──────── TASK INPUTS
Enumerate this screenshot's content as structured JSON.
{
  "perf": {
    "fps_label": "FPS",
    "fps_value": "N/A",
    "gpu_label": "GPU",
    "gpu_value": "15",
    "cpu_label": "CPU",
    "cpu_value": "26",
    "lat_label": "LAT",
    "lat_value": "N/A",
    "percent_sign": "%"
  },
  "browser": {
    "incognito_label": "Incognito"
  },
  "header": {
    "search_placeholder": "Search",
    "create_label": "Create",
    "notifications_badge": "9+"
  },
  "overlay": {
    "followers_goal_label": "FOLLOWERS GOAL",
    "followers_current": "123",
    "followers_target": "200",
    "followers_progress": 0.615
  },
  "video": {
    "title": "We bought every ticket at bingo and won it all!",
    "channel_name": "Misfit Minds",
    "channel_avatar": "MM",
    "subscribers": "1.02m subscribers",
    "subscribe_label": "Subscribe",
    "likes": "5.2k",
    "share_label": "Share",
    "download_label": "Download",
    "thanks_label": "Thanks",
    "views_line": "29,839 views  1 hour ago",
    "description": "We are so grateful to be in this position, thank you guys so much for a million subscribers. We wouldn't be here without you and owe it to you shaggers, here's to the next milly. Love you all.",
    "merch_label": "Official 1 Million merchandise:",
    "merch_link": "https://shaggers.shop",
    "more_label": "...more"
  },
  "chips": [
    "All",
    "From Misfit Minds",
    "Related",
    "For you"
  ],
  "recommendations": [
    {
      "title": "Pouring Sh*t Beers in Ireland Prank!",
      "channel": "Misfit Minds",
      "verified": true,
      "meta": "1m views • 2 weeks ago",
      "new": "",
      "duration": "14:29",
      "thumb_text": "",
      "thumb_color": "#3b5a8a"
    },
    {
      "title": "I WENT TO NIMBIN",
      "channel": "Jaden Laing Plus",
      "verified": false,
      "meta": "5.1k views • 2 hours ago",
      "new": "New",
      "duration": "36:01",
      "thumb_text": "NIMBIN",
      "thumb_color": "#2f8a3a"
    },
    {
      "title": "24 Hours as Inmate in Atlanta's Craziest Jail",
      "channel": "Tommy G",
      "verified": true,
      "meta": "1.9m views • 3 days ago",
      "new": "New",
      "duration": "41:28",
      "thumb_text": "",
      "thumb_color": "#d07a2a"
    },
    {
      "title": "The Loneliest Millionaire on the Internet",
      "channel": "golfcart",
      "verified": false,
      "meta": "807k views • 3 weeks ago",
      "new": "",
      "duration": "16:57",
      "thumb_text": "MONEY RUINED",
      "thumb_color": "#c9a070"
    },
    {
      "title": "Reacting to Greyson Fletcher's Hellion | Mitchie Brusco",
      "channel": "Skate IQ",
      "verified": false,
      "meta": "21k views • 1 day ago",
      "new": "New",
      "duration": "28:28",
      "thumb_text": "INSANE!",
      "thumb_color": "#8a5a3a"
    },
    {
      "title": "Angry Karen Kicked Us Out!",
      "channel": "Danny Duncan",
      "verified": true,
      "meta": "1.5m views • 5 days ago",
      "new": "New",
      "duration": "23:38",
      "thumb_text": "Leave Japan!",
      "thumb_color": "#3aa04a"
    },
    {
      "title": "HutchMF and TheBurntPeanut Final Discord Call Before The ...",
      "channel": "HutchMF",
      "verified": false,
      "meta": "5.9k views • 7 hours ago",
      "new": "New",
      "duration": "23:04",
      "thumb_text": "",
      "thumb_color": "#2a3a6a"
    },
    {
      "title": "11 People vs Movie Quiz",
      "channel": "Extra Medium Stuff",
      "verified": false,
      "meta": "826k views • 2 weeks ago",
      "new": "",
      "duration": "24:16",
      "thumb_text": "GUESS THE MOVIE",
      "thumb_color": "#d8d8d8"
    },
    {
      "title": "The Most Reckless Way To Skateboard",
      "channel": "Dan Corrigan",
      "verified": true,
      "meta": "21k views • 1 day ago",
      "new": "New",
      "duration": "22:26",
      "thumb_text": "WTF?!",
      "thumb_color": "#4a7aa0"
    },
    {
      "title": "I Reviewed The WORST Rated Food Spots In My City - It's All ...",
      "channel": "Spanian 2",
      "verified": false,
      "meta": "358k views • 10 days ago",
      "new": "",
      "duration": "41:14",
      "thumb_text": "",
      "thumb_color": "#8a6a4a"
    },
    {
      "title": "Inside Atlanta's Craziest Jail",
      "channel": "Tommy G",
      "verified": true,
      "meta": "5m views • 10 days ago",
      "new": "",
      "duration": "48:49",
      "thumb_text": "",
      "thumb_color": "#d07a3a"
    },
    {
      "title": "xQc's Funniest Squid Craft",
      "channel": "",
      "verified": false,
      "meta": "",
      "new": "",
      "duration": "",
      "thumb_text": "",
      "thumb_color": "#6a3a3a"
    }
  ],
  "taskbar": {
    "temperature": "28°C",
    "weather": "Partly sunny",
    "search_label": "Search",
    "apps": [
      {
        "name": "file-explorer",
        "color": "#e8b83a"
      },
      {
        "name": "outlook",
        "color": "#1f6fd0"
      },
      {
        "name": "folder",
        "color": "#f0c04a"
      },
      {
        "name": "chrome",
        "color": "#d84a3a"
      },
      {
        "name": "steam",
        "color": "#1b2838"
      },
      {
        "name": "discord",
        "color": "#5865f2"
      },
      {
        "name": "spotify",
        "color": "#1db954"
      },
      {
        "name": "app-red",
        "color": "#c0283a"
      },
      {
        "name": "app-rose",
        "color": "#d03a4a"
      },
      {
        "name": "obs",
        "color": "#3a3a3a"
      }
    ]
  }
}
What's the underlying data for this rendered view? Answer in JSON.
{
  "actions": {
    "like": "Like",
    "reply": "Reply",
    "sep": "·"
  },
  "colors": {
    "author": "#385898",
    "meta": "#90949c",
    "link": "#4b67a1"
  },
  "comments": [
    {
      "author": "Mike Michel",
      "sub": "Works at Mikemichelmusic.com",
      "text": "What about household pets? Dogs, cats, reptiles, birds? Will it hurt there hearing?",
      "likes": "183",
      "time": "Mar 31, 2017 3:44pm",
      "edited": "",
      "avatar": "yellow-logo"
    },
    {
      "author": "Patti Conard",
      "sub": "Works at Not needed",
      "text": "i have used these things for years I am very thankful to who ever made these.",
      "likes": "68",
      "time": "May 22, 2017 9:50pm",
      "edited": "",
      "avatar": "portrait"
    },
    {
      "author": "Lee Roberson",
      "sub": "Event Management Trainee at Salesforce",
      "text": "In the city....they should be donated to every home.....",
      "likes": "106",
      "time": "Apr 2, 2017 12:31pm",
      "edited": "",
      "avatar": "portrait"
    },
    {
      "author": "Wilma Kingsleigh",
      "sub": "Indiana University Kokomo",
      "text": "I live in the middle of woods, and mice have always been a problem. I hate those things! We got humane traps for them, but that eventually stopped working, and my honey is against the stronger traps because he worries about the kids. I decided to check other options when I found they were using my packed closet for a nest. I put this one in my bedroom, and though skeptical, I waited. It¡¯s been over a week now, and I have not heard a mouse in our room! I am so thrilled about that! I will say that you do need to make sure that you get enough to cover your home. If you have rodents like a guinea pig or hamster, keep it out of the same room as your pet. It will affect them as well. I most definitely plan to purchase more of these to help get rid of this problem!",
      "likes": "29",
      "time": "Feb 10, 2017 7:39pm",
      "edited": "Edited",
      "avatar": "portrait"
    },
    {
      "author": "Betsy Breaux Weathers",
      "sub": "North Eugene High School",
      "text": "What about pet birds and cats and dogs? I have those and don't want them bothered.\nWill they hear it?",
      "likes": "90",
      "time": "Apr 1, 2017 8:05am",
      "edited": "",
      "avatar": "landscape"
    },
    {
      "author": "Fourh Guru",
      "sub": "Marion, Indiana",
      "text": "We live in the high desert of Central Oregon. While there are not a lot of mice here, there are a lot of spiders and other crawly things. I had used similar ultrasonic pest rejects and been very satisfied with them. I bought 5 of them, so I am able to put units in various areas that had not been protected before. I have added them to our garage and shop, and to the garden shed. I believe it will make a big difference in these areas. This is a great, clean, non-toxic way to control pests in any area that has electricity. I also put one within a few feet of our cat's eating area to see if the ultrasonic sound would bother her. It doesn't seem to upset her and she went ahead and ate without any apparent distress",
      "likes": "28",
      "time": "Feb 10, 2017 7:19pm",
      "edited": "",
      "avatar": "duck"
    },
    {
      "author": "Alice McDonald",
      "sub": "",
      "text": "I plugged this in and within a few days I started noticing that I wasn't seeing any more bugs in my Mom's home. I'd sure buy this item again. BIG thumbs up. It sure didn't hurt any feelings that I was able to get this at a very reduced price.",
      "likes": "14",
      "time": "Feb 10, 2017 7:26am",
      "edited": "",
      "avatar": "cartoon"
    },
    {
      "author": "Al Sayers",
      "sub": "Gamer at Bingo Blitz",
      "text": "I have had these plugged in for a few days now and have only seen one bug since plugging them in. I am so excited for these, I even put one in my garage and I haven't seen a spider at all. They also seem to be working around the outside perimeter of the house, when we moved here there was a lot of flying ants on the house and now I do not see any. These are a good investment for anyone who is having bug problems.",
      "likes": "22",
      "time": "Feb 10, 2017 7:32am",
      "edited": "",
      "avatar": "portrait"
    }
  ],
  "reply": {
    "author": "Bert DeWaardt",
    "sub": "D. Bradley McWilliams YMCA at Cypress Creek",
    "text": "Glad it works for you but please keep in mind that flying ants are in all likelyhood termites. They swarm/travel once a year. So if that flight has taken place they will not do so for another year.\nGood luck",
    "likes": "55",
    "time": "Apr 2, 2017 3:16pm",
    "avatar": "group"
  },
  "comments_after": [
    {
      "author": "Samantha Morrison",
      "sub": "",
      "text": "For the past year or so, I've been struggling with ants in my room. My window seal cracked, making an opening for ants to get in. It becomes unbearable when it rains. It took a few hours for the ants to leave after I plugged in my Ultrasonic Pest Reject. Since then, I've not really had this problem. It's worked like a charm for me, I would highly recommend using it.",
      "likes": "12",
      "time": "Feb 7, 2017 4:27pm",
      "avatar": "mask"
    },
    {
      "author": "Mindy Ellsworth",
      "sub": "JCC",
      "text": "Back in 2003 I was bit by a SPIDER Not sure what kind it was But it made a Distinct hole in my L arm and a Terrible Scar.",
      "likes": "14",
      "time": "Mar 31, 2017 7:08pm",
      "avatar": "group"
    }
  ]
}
────────────────
Lines containing the word "shaggers" must all be returned from the material above.

SOLUTION FOR THIS TASK:
    "description": "We are so grateful to be in this position, thank you guys so much for a million subscribers. We wouldn't be here without you and owe it to you shaggers, here's to the next milly. Love you all.",
    "merch_link": "https://shaggers.shop",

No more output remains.